REQUEST
Write out each line beneath this one exactly as it reads.

* begin EXCERPTED DATA *

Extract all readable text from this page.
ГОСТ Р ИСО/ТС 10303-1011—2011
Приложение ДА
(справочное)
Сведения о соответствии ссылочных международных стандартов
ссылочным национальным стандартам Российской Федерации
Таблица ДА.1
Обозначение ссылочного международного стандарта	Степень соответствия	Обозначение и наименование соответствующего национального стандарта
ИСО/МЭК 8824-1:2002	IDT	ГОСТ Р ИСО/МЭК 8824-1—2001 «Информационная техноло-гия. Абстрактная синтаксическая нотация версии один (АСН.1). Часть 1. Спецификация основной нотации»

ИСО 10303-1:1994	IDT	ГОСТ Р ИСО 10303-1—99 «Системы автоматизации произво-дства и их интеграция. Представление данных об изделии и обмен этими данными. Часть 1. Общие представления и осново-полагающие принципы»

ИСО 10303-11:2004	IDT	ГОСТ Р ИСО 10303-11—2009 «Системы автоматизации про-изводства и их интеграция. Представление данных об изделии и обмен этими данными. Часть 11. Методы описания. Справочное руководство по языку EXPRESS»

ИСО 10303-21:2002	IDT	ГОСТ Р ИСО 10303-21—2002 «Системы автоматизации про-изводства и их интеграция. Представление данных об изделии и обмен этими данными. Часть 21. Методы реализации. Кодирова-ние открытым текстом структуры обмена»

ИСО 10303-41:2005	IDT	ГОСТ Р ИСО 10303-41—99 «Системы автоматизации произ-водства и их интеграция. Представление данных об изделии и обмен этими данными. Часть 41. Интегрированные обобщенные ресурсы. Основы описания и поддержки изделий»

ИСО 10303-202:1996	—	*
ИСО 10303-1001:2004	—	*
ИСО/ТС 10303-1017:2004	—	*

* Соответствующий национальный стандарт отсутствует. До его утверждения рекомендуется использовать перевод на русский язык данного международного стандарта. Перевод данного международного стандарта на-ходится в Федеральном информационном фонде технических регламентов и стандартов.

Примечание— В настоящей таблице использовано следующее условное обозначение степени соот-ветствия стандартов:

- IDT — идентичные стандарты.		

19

* end EXCERPTED DATA *

SOLUTION FOR THIS PROBLEM
Extract all readable text from this page.
ГОСТ Р ИСО/ТС 10303-1011—2011
Приложение ДА
(справочное)
Сведения о соответствии ссылочных международных стандартов
ссылочным национальным стандартам Российской Федерации
Таблица ДА.1
Обозначение ссылочного международного стандарта	Степень соответствия	Обозначение и наименование соответствующего национального стандарта
ИСО/МЭК 8824-1:2002	IDT	ГОСТ Р ИСО/МЭК 8824-1—2001 «Информационная техноло-гия. Абстрактная синтаксическая нотация версии один (АСН.1). Часть 1. Спецификация основной нотации»

ИСО 10303-1:1994	IDT	ГОСТ Р ИСО 10303-1—99 «Системы автоматизации произво-дства и их интеграция. Представление данных об изделии и обмен этими данными. Часть 1. Общие представления и осново-полагающие принципы»

ИСО 10303-11:2004	IDT	ГОСТ Р ИСО 10303-11—2009 «Системы автоматизации про-изводства и их интеграция. Представление данных об изделии и обмен этими данными. Часть 11. Методы описания. Справочное руководство по языку EXPRESS»

ИСО 10303-21:2002	IDT	ГОСТ Р ИСО 10303-21—2002 «Системы автоматизации про-изводства и их интеграция. Представление данных об изделии и обмен этими данными. Часть 21. Методы реализации. Кодирова-ние открытым текстом структуры обмена»

ИСО 10303-41:2005	IDT	ГОСТ Р ИСО 10303-41—99 «Системы автоматизации произ-водства и их интеграция. Представление данных об изделии и обмен этими данными. Часть 41. Интегрированные обобщенные ресурсы. Основы описания и поддержки изделий»

ИСО 10303-202:1996	—	*
ИСО 10303-1001:2004	—	*
ИСО/ТС 10303-1017:2004	—	*

* Соответствующий национальный стандарт отсутствует. До его утверждения рекомендуется использовать перевод на русский язык данного международного стандарта. Перевод данного международного стандарта на-ходится в Федеральном информационном фонде технических регламентов и стандартов.

Примечание— В настоящей таблице использовано следующее условное обозначение степени соот-ветствия стандартов:

- IDT — идентичные стандарты.		

19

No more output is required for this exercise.